## begin STORED RECORDS

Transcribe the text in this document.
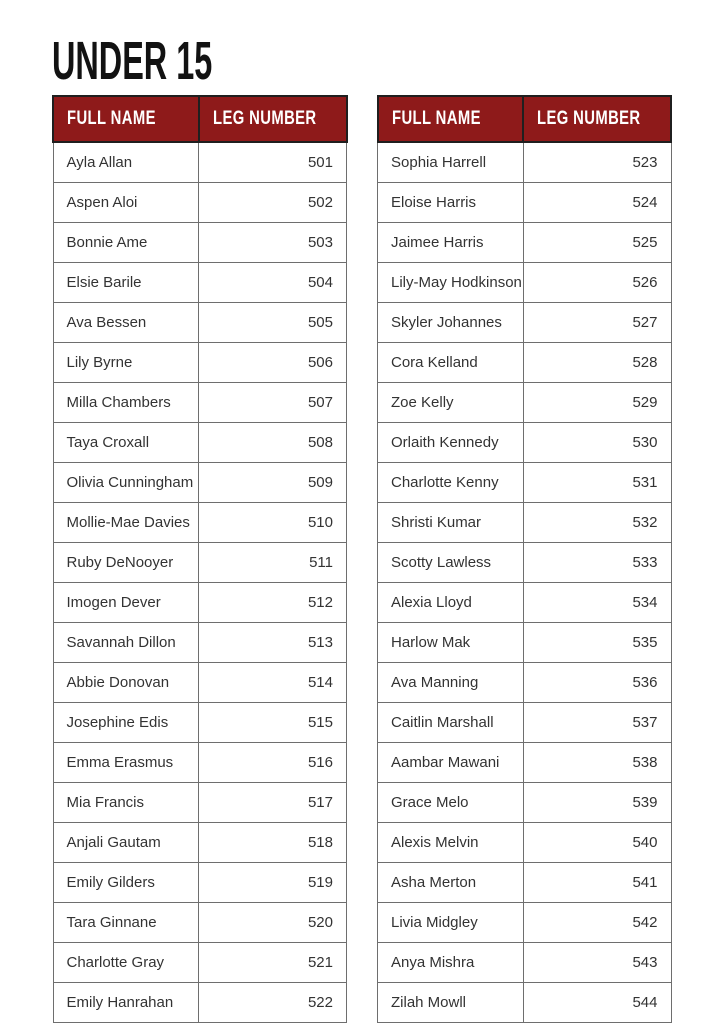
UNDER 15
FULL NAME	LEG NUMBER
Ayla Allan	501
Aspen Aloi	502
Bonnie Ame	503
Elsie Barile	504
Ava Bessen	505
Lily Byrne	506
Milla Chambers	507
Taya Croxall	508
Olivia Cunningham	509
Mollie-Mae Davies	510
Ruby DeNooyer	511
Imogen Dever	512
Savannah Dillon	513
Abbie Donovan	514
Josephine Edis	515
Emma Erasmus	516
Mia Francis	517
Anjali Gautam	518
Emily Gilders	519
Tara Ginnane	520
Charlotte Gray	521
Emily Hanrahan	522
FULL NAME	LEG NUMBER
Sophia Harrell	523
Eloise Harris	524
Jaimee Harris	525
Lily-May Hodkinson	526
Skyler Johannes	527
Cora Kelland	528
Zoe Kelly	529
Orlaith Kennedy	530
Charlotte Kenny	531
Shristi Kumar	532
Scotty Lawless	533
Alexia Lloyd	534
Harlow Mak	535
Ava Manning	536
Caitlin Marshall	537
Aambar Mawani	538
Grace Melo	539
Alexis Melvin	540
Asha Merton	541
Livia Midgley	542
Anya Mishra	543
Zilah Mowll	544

## end STORED RECORDS

*WHAT THE TASK REQUIRES*:
Leave out the pictures and copy the rest of the material above exactly.

*SOLUTION TO THIS PROBLEM*:
Transcribe the text in this document.
UNDER 15
FULL NAME	LEG NUMBER
Ayla Allan	501
Aspen Aloi	502
Bonnie Ame	503
Elsie Barile	504
Ava Bessen	505
Lily Byrne	506
Milla Chambers	507
Taya Croxall	508
Olivia Cunningham	509
Mollie-Mae Davies	510
Ruby DeNooyer	511
Imogen Dever	512
Savannah Dillon	513
Abbie Donovan	514
Josephine Edis	515
Emma Erasmus	516
Mia Francis	517
Anjali Gautam	518
Emily Gilders	519
Tara Ginnane	520
Charlotte Gray	521
Emily Hanrahan	522
FULL NAME	LEG NUMBER
Sophia Harrell	523
Eloise Harris	524
Jaimee Harris	525
Lily-May Hodkinson	526
Skyler Johannes	527
Cora Kelland	528
Zoe Kelly	529
Orlaith Kennedy	530
Charlotte Kenny	531
Shristi Kumar	532
Scotty Lawless	533
Alexia Lloyd	534
Harlow Mak	535
Ava Manning	536
Caitlin Marshall	537
Aambar Mawani	538
Grace Melo	539
Alexis Melvin	540
Asha Merton	541
Livia Midgley	542
Anya Mishra	543
Zilah Mowll	544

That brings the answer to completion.